Required task:
Quote every line of the records below word for word, with nothing changed.

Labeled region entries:
************
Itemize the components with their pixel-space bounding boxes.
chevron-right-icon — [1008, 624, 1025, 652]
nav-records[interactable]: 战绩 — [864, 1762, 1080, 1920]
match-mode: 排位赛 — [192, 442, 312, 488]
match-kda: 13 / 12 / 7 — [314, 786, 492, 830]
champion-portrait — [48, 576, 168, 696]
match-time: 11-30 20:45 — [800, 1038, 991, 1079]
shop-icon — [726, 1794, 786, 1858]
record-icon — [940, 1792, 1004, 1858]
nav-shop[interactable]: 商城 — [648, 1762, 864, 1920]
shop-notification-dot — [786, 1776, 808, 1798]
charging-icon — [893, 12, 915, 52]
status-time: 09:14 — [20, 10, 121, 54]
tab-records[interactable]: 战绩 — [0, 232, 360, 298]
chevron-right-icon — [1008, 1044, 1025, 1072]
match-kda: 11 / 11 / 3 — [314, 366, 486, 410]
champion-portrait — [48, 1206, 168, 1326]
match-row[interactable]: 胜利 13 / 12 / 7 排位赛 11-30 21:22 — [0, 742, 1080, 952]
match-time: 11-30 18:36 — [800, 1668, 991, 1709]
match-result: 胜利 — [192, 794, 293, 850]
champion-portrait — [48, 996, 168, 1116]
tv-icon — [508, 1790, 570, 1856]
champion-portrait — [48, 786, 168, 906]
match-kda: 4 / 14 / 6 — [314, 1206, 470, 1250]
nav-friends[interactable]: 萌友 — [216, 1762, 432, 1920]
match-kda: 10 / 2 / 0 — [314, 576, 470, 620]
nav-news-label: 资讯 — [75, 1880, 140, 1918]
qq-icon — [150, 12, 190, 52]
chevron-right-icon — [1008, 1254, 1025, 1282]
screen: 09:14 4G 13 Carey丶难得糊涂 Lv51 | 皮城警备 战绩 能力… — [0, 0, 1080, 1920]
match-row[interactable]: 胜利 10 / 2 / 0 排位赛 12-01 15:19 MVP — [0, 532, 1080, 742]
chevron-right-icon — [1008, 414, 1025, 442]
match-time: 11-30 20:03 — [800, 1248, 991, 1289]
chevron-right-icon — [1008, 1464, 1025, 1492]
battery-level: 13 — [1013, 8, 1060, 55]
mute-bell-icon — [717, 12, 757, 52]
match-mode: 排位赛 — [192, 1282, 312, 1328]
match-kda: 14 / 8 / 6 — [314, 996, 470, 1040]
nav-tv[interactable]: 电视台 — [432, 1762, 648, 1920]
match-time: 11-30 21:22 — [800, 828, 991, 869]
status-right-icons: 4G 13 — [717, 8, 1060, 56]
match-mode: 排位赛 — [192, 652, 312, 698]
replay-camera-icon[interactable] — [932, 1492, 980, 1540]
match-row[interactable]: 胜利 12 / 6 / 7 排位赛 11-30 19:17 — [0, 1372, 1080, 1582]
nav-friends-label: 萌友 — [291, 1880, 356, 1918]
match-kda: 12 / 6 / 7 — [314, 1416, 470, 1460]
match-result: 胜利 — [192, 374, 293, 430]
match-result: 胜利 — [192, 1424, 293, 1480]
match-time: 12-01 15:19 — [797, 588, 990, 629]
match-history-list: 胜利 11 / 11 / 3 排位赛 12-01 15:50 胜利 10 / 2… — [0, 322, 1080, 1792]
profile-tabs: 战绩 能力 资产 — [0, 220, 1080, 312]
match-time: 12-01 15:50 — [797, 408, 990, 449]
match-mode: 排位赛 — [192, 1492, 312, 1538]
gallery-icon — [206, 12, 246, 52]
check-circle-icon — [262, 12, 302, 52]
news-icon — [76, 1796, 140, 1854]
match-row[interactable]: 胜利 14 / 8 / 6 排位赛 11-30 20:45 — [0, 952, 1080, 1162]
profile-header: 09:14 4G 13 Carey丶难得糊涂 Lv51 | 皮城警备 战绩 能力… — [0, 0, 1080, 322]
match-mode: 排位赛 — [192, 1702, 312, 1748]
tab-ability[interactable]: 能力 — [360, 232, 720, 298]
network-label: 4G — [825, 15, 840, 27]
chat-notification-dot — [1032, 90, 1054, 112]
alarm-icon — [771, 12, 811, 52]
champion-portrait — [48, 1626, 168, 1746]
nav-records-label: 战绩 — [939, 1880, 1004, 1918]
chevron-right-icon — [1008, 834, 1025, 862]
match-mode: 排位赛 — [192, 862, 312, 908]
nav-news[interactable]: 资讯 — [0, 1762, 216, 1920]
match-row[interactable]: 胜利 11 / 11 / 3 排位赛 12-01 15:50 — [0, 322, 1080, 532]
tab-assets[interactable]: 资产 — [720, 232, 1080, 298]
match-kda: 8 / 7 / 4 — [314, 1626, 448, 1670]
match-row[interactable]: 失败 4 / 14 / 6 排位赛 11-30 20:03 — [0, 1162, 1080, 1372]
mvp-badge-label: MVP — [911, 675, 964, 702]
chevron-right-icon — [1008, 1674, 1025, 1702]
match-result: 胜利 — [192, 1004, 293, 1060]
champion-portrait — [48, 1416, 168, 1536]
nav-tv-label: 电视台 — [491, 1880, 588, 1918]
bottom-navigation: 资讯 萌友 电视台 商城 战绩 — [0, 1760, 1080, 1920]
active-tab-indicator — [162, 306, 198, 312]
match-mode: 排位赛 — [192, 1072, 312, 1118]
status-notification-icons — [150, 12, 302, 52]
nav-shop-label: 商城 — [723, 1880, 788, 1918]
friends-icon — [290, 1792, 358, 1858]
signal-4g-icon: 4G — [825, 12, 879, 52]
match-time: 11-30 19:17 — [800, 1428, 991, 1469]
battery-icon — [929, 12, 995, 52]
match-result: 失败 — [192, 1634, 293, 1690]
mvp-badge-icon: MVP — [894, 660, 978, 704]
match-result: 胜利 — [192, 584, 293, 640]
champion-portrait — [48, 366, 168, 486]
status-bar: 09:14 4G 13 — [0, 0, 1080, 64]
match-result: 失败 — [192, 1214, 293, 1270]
************
Written response:
Itemize the components with their pixel-space bounding boxes.
chevron-right-icon — [1008, 624, 1025, 652]
nav-records[interactable]: 战绩 — [864, 1762, 1080, 1920]
match-mode: 排位赛 — [192, 442, 312, 488]
match-kda: 13 / 12 / 7 — [314, 786, 492, 830]
champion-portrait — [48, 576, 168, 696]
match-time: 11-30 20:45 — [800, 1038, 991, 1079]
shop-icon — [726, 1794, 786, 1858]
record-icon — [940, 1792, 1004, 1858]
nav-shop[interactable]: 商城 — [648, 1762, 864, 1920]
shop-notification-dot — [786, 1776, 808, 1798]
charging-icon — [893, 12, 915, 52]
status-time: 09:14 — [20, 10, 121, 54]
tab-records[interactable]: 战绩 — [0, 232, 360, 298]
chevron-right-icon — [1008, 1044, 1025, 1072]
match-kda: 11 / 11 / 3 — [314, 366, 486, 410]
champion-portrait — [48, 1206, 168, 1326]
match-row[interactable]: 胜利 13 / 12 / 7 排位赛 11-30 21:22 — [0, 742, 1080, 952]
match-time: 11-30 18:36 — [800, 1668, 991, 1709]
match-result: 胜利 — [192, 794, 293, 850]
champion-portrait — [48, 996, 168, 1116]
tv-icon — [508, 1790, 570, 1856]
champion-portrait — [48, 786, 168, 906]
match-kda: 4 / 14 / 6 — [314, 1206, 470, 1250]
nav-friends[interactable]: 萌友 — [216, 1762, 432, 1920]
match-kda: 10 / 2 / 0 — [314, 576, 470, 620]
nav-news-label: 资讯 — [75, 1880, 140, 1918]
qq-icon — [150, 12, 190, 52]
chevron-right-icon — [1008, 1254, 1025, 1282]
screen: 09:14 4G 13 Carey丶难得糊涂 Lv51 | 皮城警备 战绩 能力… — [0, 0, 1080, 1920]
match-row[interactable]: 胜利 10 / 2 / 0 排位赛 12-01 15:19 MVP — [0, 532, 1080, 742]
chevron-right-icon — [1008, 414, 1025, 442]
match-time: 11-30 20:03 — [800, 1248, 991, 1289]
chevron-right-icon — [1008, 1464, 1025, 1492]
battery-level: 13 — [1013, 8, 1060, 55]
mute-bell-icon — [717, 12, 757, 52]
match-mode: 排位赛 — [192, 1282, 312, 1328]
match-kda: 14 / 8 / 6 — [314, 996, 470, 1040]
nav-tv[interactable]: 电视台 — [432, 1762, 648, 1920]
match-time: 11-30 21:22 — [800, 828, 991, 869]
status-right-icons: 4G 13 — [717, 8, 1060, 56]
match-mode: 排位赛 — [192, 652, 312, 698]
replay-camera-icon[interactable] — [932, 1492, 980, 1540]
match-row[interactable]: 胜利 12 / 6 / 7 排位赛 11-30 19:17 — [0, 1372, 1080, 1582]
nav-friends-label: 萌友 — [291, 1880, 356, 1918]
match-kda: 12 / 6 / 7 — [314, 1416, 470, 1460]
match-result: 胜利 — [192, 374, 293, 430]
match-result: 胜利 — [192, 1424, 293, 1480]
match-time: 12-01 15:19 — [797, 588, 990, 629]
match-history-list: 胜利 11 / 11 / 3 排位赛 12-01 15:50 胜利 10 / 2… — [0, 322, 1080, 1792]
profile-tabs: 战绩 能力 资产 — [0, 220, 1080, 312]
match-time: 12-01 15:50 — [797, 408, 990, 449]
match-mode: 排位赛 — [192, 1492, 312, 1538]
gallery-icon — [206, 12, 246, 52]
check-circle-icon — [262, 12, 302, 52]
news-icon — [76, 1796, 140, 1854]
match-row[interactable]: 胜利 14 / 8 / 6 排位赛 11-30 20:45 — [0, 952, 1080, 1162]
profile-header: 09:14 4G 13 Carey丶难得糊涂 Lv51 | 皮城警备 战绩 能力… — [0, 0, 1080, 322]
match-mode: 排位赛 — [192, 1702, 312, 1748]
tab-ability[interactable]: 能力 — [360, 232, 720, 298]
network-label: 4G — [825, 15, 840, 27]
chat-notification-dot — [1032, 90, 1054, 112]
alarm-icon — [771, 12, 811, 52]
champion-portrait — [48, 1626, 168, 1746]
nav-records-label: 战绩 — [939, 1880, 1004, 1918]
chevron-right-icon — [1008, 834, 1025, 862]
match-mode: 排位赛 — [192, 862, 312, 908]
nav-news[interactable]: 资讯 — [0, 1762, 216, 1920]
match-row[interactable]: 胜利 11 / 11 / 3 排位赛 12-01 15:50 — [0, 322, 1080, 532]
tab-assets[interactable]: 资产 — [720, 232, 1080, 298]
match-kda: 8 / 7 / 4 — [314, 1626, 448, 1670]
match-row[interactable]: 失败 4 / 14 / 6 排位赛 11-30 20:03 — [0, 1162, 1080, 1372]
mvp-badge-label: MVP — [911, 675, 964, 702]
chevron-right-icon — [1008, 1674, 1025, 1702]
match-result: 胜利 — [192, 1004, 293, 1060]
champion-portrait — [48, 1416, 168, 1536]
nav-tv-label: 电视台 — [491, 1880, 588, 1918]
bottom-navigation: 资讯 萌友 电视台 商城 战绩 — [0, 1760, 1080, 1920]
active-tab-indicator — [162, 306, 198, 312]
match-mode: 排位赛 — [192, 1072, 312, 1118]
status-notification-icons — [150, 12, 302, 52]
nav-shop-label: 商城 — [723, 1880, 788, 1918]
friends-icon — [290, 1792, 358, 1858]
signal-4g-icon: 4G — [825, 12, 879, 52]
match-time: 11-30 19:17 — [800, 1428, 991, 1469]
battery-icon — [929, 12, 995, 52]
match-result: 失败 — [192, 1634, 293, 1690]
mvp-badge-icon: MVP — [894, 660, 978, 704]
match-result: 胜利 — [192, 584, 293, 640]
champion-portrait — [48, 366, 168, 486]
status-bar: 09:14 4G 13 — [0, 0, 1080, 64]
match-result: 失败 — [192, 1214, 293, 1270]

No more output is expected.